ÉNONCÉ 1
Recopiez à l'identique les lignes des enregistrements, de celle qui contient « tweet-media — [22, 380, 1000, 930] » jusqu'à la fin des enregistrements, les deux bornes comprises.
:: EXTRAIT DE PAGE ::
Le G20 agricole a constitué une première dans l’histoire du G20. Cet événement corrélé aux inquiétudes sur les fluctuations haussières des cours internationaux de certains produits agricoles a suscité de nombreuses attentes, mais aussi des déceptions. Grain de Sel vous propose une confrontation des points de vue d’un réseau d’OP, d’une ONG et d’un représentant des Nations Unies sur les résultats de cette mobilisation internationale.
Le point de vue des OP ouestafricaines : Interview du président du Roppa
Grain de Sel : Quel bilan faites-vous du G20 agricole et de la déclaration finale ? Djibo Bagna : Ce qu’il faut saluer, c’est que le G20 inscrive à son agenda cette question de l’agriculture. Cependant on reste encore un peu sur notre faim. Nous sommes préoccupés par les retombées concrètes de ces grandes discussions au niveau de nos bases. Attention à ne pas reproduire les erreurs du passé : la définition des politiques publiques ne doit pas être monopolisée par des experts, il faut que les paysans aient leur mot à dire si nous voulons des changements véritables. Il faut associer l’expertise paysanne à l’expertise des techniciens et gouvernants. L’important c’est aussi que nous soyons impliqués non pas à la fin mais dès le début des réflexions. Aujourd’hui nous arrivons à une discussion déjà presque terminée.
GDS : Est-ce que les OP ont été associées aux négociations ?
DB : Le Roppa a été invité au G120 organisé par la FNSEA (NDLR : le « G120 » rassemblait des organisations de producteurs du monde entier) en préparation du G20 agricole. Mais les véritables négociations ont eu lieu dans des instances qui sont un peu des « grosses machines » des pays industrialisés dans lesquelles les pays ouest africains ne sont pas représentés.
:::
:: ENREGISTREMENTS PRÉSENTÉS ::
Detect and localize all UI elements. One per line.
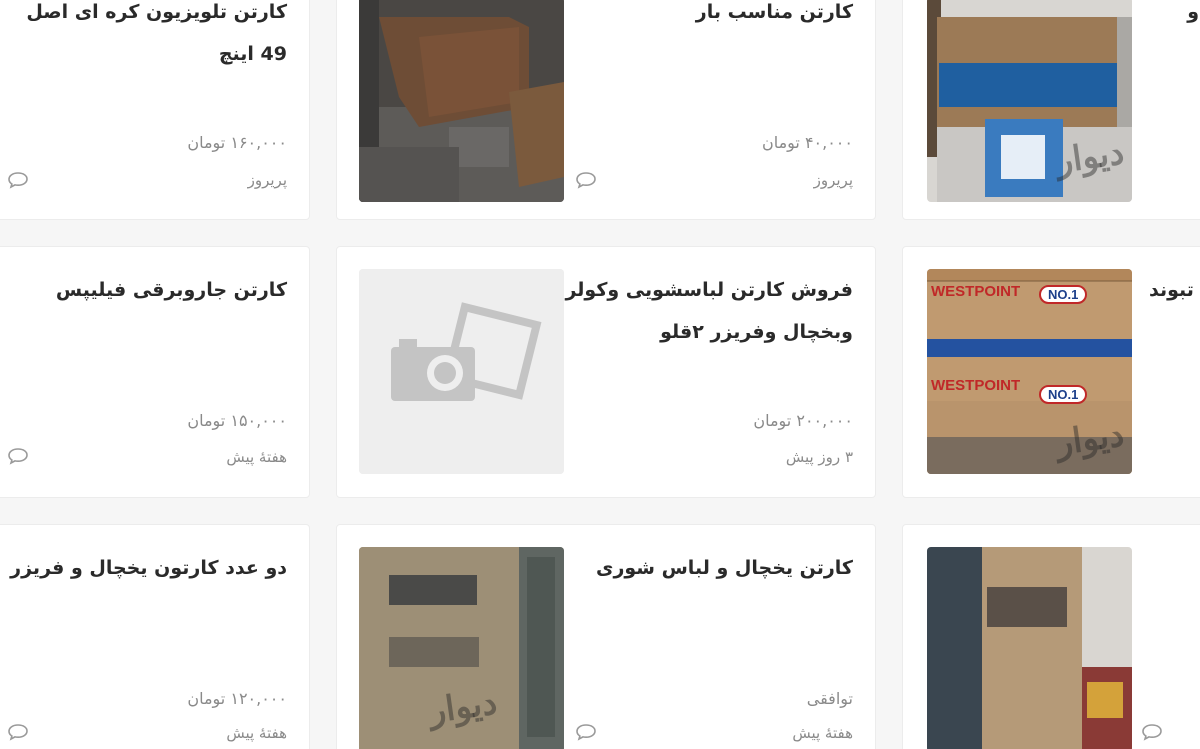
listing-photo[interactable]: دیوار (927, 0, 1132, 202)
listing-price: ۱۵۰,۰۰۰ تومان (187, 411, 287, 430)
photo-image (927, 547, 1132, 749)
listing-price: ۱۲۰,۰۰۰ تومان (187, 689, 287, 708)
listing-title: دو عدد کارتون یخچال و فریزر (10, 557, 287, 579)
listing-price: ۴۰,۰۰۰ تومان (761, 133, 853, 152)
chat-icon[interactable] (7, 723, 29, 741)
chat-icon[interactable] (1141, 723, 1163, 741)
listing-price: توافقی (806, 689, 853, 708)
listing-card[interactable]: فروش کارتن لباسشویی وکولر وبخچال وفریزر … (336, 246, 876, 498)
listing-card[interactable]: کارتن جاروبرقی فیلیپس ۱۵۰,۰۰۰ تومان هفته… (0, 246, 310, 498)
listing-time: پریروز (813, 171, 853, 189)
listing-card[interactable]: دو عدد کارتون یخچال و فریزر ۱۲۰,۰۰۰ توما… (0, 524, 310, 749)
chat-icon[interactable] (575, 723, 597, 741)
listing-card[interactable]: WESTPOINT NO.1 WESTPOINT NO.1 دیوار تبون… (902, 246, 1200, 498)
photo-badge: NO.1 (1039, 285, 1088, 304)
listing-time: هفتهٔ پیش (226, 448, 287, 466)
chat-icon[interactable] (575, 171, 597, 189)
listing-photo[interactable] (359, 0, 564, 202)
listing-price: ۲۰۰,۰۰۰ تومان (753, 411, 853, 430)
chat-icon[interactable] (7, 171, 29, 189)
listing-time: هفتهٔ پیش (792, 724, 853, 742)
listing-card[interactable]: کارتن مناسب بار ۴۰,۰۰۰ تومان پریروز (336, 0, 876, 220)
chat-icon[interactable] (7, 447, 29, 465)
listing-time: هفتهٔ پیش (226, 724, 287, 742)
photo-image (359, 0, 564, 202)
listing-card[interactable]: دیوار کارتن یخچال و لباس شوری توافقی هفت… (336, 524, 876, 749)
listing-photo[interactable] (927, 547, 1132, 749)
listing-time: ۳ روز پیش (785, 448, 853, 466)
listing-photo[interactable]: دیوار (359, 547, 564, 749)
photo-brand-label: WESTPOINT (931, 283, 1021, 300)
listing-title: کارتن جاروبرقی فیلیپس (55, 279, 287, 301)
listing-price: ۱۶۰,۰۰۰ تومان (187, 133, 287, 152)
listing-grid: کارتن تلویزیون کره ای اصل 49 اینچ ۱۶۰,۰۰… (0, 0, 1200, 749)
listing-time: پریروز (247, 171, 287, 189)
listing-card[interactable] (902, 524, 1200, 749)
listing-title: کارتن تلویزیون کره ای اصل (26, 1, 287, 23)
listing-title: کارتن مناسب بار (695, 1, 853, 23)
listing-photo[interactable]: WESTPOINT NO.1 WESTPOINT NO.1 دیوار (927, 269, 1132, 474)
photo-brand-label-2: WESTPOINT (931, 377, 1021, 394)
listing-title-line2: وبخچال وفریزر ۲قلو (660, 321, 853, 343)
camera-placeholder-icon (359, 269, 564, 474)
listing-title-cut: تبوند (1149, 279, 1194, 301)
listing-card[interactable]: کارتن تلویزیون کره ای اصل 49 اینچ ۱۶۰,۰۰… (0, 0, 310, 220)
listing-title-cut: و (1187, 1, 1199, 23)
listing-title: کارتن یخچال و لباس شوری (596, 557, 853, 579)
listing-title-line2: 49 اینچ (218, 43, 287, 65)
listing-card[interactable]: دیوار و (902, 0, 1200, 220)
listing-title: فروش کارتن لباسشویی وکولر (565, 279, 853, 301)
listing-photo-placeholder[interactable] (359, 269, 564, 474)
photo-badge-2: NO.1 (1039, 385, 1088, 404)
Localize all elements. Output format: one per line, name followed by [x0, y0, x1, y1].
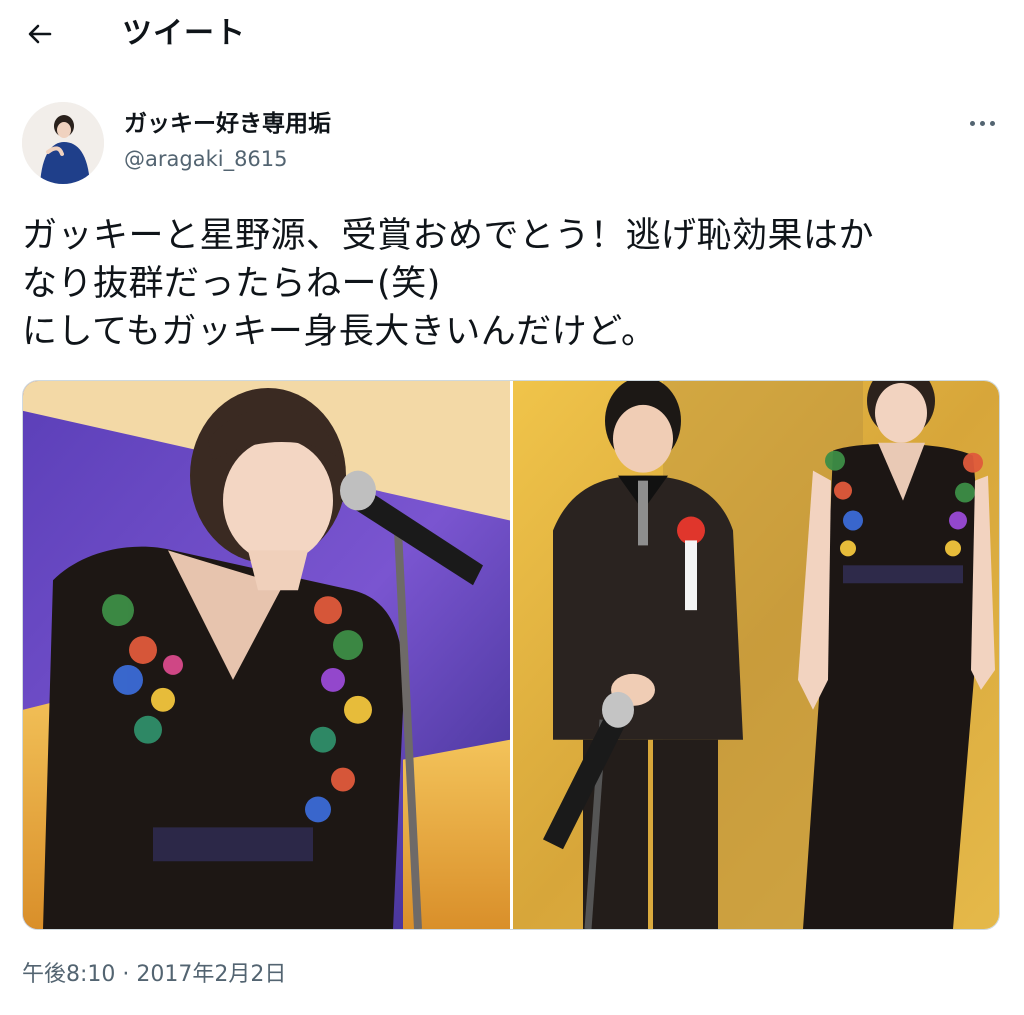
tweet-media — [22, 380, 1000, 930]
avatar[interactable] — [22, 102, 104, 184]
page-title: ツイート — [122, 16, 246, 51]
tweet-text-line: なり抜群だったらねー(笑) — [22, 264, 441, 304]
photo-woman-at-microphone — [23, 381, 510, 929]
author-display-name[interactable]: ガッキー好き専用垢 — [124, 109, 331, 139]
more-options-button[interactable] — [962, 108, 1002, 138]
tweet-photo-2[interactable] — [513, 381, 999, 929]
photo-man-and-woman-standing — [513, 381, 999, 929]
:::
ÉNONCÉ 2
Reproduisez fidèlement le passage du texte sur le G20 agricole qui va de « DB : Le Roppa » jusqu'à « sont pas représentés. » inclus.

RÉSULTAT ATTENDU 1
tweet-media — [22, 380, 1000, 930]
avatar[interactable] — [22, 102, 104, 184]
page-title: ツイート — [122, 16, 246, 51]
tweet-text-line: なり抜群だったらねー(笑) — [22, 264, 441, 304]
photo-woman-at-microphone — [23, 381, 510, 929]
author-display-name[interactable]: ガッキー好き専用垢 — [124, 109, 331, 139]
more-options-button[interactable] — [962, 108, 1002, 138]
tweet-photo-2[interactable] — [513, 381, 999, 929]
photo-man-and-woman-standing — [513, 381, 999, 929]

RÉSULTAT ATTENDU 2
DB : Le Roppa a été invité au G120 organisé par la FNSEA (NDLR : le « G120 » rassemblait des organisations de producteurs du monde entier) en préparation du G20 agricole. Mais les véritables négociations ont eu lieu dans des instances qui sont un peu des « grosses machines » des pays industrialisés dans lesquelles les pays ouest africains ne sont pas représentés.